_Exercise aim_:
Check every line below for the word "through" and show those that hold it.

_Collected data entries_:
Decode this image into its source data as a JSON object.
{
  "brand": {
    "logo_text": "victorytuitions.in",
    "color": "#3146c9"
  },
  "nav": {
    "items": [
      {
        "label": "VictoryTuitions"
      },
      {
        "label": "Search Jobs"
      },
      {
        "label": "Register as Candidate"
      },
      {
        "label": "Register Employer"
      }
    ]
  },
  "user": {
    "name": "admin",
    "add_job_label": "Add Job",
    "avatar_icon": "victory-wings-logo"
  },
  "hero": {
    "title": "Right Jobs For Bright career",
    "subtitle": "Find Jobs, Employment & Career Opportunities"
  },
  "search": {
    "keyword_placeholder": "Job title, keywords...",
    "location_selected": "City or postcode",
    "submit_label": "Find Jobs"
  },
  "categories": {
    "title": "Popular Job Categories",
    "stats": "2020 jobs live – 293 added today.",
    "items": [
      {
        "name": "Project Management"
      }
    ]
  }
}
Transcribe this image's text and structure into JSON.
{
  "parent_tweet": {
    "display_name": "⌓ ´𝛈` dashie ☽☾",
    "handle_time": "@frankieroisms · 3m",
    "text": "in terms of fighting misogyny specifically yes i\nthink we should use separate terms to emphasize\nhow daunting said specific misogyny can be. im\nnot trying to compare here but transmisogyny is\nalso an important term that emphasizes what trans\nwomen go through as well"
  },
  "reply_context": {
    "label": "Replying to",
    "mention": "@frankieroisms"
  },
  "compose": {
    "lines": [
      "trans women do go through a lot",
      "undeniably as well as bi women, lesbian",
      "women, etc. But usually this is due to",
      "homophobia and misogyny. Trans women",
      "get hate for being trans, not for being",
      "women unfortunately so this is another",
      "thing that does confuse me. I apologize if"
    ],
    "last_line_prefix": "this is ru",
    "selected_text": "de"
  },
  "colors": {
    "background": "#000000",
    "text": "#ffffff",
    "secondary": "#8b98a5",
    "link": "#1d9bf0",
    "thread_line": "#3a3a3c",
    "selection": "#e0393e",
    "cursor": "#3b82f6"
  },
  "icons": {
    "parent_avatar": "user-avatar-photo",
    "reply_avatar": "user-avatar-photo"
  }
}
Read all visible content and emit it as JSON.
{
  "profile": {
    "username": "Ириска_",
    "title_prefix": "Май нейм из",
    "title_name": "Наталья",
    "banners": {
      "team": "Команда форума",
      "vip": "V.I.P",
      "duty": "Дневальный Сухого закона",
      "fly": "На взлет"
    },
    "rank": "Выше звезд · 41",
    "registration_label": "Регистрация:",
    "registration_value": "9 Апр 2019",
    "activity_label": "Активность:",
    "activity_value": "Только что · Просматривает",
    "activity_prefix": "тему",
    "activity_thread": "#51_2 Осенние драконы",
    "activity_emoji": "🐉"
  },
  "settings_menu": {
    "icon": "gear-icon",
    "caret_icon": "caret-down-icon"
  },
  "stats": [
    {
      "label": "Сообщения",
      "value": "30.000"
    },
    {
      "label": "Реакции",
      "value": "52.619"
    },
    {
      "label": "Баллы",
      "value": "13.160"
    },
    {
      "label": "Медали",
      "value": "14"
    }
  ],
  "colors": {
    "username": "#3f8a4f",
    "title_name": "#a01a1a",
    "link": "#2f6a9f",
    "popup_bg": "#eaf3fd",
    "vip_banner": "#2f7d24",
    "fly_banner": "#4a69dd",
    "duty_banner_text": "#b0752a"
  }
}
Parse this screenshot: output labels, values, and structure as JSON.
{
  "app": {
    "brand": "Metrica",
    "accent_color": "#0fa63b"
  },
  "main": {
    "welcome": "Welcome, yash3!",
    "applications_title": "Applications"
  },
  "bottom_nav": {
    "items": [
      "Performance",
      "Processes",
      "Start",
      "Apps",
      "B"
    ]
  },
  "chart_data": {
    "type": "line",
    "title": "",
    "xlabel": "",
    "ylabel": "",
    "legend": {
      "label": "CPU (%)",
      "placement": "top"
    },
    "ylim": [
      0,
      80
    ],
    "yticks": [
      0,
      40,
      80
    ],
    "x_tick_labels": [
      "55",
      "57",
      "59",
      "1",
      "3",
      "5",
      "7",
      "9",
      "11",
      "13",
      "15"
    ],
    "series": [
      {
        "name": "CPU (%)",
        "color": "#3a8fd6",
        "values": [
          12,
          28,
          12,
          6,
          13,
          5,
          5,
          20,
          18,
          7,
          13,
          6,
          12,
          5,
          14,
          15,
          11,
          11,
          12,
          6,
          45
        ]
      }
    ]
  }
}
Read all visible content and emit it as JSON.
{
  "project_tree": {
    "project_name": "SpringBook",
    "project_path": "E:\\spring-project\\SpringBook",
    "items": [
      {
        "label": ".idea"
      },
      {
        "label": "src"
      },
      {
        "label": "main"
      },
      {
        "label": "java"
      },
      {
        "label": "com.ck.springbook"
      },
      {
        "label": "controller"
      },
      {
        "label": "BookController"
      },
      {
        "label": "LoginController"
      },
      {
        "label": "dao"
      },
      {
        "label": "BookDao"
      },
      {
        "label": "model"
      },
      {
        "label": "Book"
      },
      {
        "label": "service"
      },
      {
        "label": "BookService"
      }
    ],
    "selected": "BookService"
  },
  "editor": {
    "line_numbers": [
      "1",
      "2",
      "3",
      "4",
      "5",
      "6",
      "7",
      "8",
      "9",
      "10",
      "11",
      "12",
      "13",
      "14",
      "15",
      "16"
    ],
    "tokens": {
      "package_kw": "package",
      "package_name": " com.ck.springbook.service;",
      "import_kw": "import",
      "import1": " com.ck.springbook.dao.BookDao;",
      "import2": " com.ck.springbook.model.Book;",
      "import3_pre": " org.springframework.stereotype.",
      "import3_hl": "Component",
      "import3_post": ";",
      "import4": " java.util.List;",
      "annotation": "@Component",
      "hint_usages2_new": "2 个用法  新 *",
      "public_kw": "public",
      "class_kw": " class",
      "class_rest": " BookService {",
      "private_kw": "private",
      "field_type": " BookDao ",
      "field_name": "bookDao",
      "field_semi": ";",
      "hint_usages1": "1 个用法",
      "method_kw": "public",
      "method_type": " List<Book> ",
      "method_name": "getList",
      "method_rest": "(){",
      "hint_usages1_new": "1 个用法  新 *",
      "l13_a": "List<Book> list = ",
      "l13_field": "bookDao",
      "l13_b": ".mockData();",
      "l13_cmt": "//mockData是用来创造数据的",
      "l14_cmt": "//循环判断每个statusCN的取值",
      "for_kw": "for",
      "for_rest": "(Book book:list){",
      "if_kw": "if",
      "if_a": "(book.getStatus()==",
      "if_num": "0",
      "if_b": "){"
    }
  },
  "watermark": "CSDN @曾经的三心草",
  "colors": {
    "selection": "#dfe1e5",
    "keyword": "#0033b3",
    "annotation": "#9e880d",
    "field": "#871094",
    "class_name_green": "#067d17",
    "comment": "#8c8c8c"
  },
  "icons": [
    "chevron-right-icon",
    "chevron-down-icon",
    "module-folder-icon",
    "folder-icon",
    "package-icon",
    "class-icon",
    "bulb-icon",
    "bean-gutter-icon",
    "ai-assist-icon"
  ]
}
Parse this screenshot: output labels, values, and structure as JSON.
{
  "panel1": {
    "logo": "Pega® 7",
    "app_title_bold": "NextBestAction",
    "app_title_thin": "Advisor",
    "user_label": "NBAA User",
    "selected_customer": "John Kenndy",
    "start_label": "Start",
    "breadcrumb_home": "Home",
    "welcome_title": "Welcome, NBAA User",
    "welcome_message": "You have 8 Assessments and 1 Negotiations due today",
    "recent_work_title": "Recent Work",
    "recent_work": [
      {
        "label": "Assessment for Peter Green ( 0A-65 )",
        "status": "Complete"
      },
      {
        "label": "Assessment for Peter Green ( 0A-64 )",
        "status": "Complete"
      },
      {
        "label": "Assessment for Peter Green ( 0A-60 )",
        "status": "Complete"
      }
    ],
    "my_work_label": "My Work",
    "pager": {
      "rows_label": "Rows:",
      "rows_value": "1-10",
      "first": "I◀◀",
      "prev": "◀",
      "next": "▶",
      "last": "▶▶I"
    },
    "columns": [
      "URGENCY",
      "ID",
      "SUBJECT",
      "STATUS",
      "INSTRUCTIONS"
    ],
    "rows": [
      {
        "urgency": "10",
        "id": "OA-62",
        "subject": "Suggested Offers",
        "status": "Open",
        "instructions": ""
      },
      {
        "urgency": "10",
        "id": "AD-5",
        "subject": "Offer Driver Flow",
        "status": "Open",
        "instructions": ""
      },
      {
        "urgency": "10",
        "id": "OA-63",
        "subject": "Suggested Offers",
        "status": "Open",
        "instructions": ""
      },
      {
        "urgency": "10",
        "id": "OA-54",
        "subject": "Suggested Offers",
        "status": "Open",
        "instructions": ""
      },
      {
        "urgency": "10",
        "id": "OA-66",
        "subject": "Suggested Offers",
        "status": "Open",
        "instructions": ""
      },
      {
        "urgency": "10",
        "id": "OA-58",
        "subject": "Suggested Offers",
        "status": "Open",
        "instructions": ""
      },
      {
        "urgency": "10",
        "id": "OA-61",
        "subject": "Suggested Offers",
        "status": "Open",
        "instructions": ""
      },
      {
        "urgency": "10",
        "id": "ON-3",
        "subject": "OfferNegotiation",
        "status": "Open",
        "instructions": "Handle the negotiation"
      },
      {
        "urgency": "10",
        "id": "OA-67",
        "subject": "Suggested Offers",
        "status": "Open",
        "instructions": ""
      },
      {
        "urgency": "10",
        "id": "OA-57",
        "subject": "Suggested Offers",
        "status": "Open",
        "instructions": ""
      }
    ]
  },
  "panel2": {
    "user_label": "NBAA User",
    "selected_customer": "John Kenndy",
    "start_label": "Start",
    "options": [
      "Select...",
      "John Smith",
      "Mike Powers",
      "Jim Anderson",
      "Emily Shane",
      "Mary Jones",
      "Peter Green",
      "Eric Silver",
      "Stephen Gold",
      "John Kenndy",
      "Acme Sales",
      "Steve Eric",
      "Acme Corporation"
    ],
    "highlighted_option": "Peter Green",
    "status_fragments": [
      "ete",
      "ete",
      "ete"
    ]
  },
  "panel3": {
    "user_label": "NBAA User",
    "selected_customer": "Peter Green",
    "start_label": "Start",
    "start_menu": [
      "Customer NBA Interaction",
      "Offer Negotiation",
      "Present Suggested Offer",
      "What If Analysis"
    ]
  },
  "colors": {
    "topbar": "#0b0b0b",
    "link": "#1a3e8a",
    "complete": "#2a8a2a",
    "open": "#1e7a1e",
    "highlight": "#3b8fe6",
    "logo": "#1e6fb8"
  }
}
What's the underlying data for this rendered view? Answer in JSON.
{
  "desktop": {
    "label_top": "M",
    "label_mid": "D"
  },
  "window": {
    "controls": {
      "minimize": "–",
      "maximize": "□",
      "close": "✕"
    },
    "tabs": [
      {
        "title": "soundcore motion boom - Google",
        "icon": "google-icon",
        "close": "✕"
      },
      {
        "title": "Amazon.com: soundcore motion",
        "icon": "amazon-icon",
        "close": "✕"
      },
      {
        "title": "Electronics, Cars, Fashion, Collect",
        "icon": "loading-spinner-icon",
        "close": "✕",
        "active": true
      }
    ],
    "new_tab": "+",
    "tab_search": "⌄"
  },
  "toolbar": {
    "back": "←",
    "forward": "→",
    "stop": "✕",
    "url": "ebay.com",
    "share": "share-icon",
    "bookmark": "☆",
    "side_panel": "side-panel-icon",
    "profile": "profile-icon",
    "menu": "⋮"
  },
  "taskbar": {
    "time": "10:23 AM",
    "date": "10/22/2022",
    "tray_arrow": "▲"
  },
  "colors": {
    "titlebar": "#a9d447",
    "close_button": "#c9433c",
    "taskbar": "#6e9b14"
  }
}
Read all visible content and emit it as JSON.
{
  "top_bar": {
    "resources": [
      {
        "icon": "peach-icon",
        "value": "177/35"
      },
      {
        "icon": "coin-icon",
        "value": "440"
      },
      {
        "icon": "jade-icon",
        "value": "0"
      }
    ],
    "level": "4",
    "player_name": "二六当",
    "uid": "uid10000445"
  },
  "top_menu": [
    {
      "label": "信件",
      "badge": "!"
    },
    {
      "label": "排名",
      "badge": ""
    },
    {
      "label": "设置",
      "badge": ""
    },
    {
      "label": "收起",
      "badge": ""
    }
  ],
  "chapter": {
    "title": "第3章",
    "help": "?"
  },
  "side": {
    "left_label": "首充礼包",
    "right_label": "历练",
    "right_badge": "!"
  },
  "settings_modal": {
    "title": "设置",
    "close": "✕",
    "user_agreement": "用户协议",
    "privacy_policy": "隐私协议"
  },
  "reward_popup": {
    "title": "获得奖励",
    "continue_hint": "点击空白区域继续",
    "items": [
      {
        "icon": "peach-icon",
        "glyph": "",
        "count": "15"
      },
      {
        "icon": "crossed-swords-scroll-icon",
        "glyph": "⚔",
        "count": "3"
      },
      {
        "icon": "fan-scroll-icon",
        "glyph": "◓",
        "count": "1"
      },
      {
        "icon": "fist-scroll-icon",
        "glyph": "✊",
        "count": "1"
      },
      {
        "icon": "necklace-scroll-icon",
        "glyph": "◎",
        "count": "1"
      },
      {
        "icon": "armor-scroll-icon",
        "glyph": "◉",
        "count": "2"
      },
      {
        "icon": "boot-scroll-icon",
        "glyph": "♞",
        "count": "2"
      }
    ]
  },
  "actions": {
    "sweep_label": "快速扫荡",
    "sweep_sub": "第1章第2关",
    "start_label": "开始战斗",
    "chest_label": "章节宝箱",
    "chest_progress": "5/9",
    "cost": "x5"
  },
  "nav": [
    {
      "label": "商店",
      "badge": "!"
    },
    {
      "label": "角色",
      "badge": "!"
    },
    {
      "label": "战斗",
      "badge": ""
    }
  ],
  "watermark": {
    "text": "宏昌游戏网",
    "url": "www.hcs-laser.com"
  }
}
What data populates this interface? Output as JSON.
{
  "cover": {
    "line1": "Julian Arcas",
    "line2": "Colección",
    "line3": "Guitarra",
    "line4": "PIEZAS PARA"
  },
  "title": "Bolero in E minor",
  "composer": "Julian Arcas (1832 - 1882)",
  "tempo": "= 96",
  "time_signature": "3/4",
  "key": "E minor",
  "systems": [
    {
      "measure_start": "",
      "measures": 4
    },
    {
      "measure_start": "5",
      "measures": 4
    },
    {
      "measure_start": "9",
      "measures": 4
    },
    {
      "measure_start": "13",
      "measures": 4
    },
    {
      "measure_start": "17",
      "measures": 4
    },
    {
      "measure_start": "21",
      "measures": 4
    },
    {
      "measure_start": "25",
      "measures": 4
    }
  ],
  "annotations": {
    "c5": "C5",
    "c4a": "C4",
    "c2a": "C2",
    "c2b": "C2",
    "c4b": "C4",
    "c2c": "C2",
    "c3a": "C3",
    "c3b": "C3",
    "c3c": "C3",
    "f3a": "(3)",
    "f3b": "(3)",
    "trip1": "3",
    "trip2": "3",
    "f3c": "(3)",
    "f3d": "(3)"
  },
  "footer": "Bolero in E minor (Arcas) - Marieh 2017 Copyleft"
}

_Full solution_:
    "text": "in terms of fighting misogyny specifically yes i\nthink we should use separate terms to emphasize\nhow daunting said specific misogyny can be. im\nnot trying to compare here but transmisogyny is\nalso an important term that emphasizes what trans\nwomen go through as well"
      "trans women do go through a lot",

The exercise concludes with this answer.